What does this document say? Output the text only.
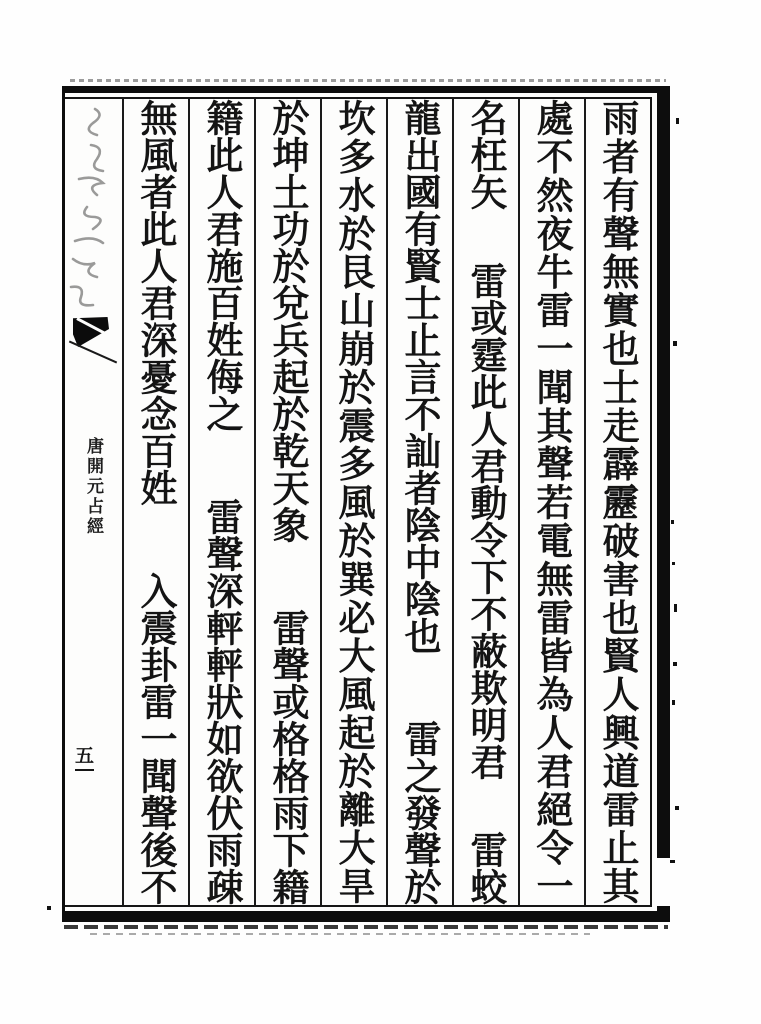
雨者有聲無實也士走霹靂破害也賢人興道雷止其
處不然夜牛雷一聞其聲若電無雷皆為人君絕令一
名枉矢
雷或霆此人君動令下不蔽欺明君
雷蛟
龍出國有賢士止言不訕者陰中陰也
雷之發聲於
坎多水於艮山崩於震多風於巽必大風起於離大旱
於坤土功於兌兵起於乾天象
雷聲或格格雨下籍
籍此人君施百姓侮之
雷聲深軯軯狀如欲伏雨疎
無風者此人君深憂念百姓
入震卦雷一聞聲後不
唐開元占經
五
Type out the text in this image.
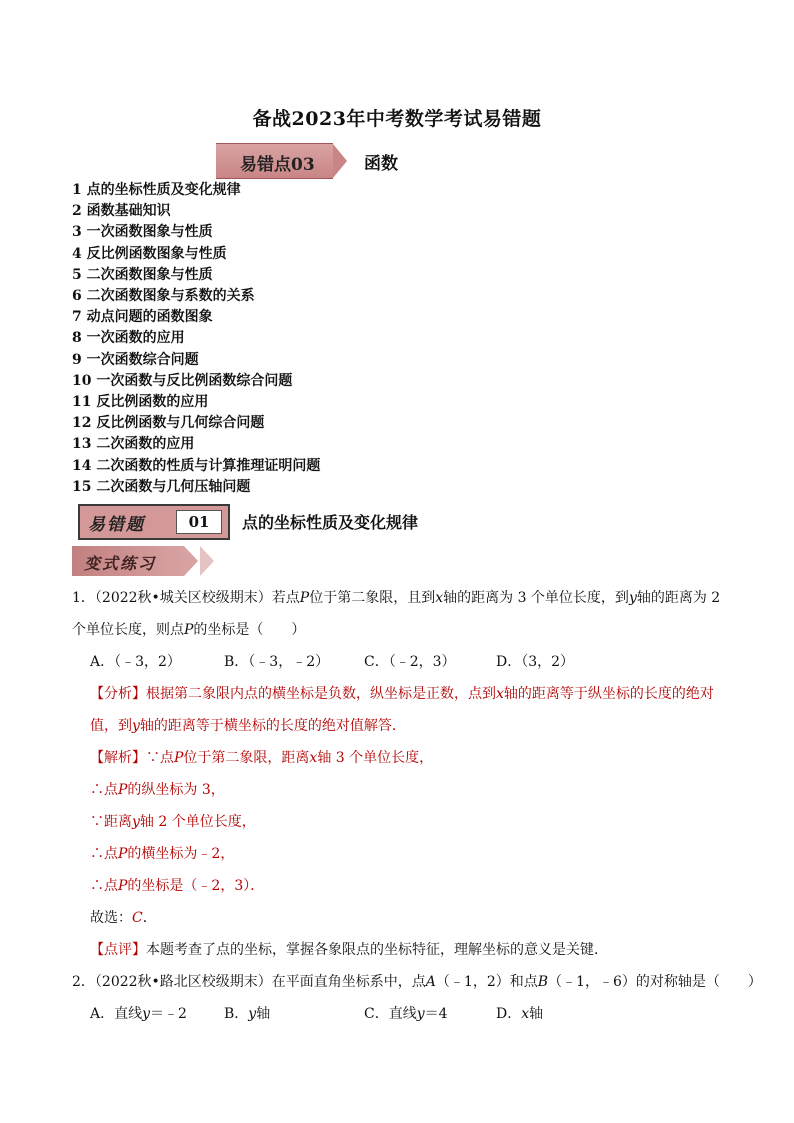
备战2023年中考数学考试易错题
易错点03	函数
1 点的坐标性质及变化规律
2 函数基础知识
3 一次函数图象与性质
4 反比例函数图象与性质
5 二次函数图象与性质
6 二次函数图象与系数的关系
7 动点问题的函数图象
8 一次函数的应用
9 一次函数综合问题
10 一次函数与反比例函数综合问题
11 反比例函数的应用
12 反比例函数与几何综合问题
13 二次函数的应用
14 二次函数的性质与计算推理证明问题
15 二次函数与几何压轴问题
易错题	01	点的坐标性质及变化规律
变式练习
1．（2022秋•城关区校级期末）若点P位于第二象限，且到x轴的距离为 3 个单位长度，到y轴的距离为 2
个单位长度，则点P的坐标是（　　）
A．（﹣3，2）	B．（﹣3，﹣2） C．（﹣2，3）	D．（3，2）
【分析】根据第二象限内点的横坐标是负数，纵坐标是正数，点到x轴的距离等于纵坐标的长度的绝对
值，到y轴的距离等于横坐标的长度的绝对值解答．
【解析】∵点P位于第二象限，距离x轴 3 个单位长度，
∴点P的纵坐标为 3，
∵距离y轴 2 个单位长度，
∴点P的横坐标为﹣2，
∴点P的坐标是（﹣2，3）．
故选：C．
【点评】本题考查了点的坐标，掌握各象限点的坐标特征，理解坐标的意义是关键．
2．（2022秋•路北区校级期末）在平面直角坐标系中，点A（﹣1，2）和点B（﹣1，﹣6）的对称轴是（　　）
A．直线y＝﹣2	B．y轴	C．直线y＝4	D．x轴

--

**WORK REQUIRED:** Every line above should be returned exactly; the pictures stay out.

**RESPONSE FOR THIS EXERCISE:**
What does this document say? Output the text only.
雨者有聲無實也士走霹靂破害也賢人興道雷止其
處不然夜牛雷一聞其聲若電無雷皆為人君絕令一
名枉矢
雷或霆此人君動令下不蔽欺明君
雷蛟
龍出國有賢士止言不訕者陰中陰也
雷之發聲於
坎多水於艮山崩於震多風於巽必大風起於離大旱
於坤土功於兌兵起於乾天象
雷聲或格格雨下籍
籍此人君施百姓侮之
雷聲深軯軯狀如欲伏雨疎
無風者此人君深憂念百姓
入震卦雷一聞聲後不
唐開元占經
五
Type out the text in this image.
备战2023年中考数学考试易错题
易错点03	函数
1 点的坐标性质及变化规律
2 函数基础知识
3 一次函数图象与性质
4 反比例函数图象与性质
5 二次函数图象与性质
6 二次函数图象与系数的关系
7 动点问题的函数图象
8 一次函数的应用
9 一次函数综合问题
10 一次函数与反比例函数综合问题
11 反比例函数的应用
12 反比例函数与几何综合问题
13 二次函数的应用
14 二次函数的性质与计算推理证明问题
15 二次函数与几何压轴问题
易错题	01	点的坐标性质及变化规律
变式练习
1．（2022秋•城关区校级期末）若点P位于第二象限，且到x轴的距离为 3 个单位长度，到y轴的距离为 2
个单位长度，则点P的坐标是（　　）
A．（﹣3，2）	B．（﹣3，﹣2） C．（﹣2，3）	D．（3，2）
【分析】根据第二象限内点的横坐标是负数，纵坐标是正数，点到x轴的距离等于纵坐标的长度的绝对
值，到y轴的距离等于横坐标的长度的绝对值解答．
【解析】∵点P位于第二象限，距离x轴 3 个单位长度，
∴点P的纵坐标为 3，
∵距离y轴 2 个单位长度，
∴点P的横坐标为﹣2，
∴点P的坐标是（﹣2，3）．
故选：C．
【点评】本题考查了点的坐标，掌握各象限点的坐标特征，理解坐标的意义是关键．
2．（2022秋•路北区校级期末）在平面直角坐标系中，点A（﹣1，2）和点B（﹣1，﹣6）的对称轴是（　　）
A．直线y＝﹣2	B．y轴	C．直线y＝4	D．x轴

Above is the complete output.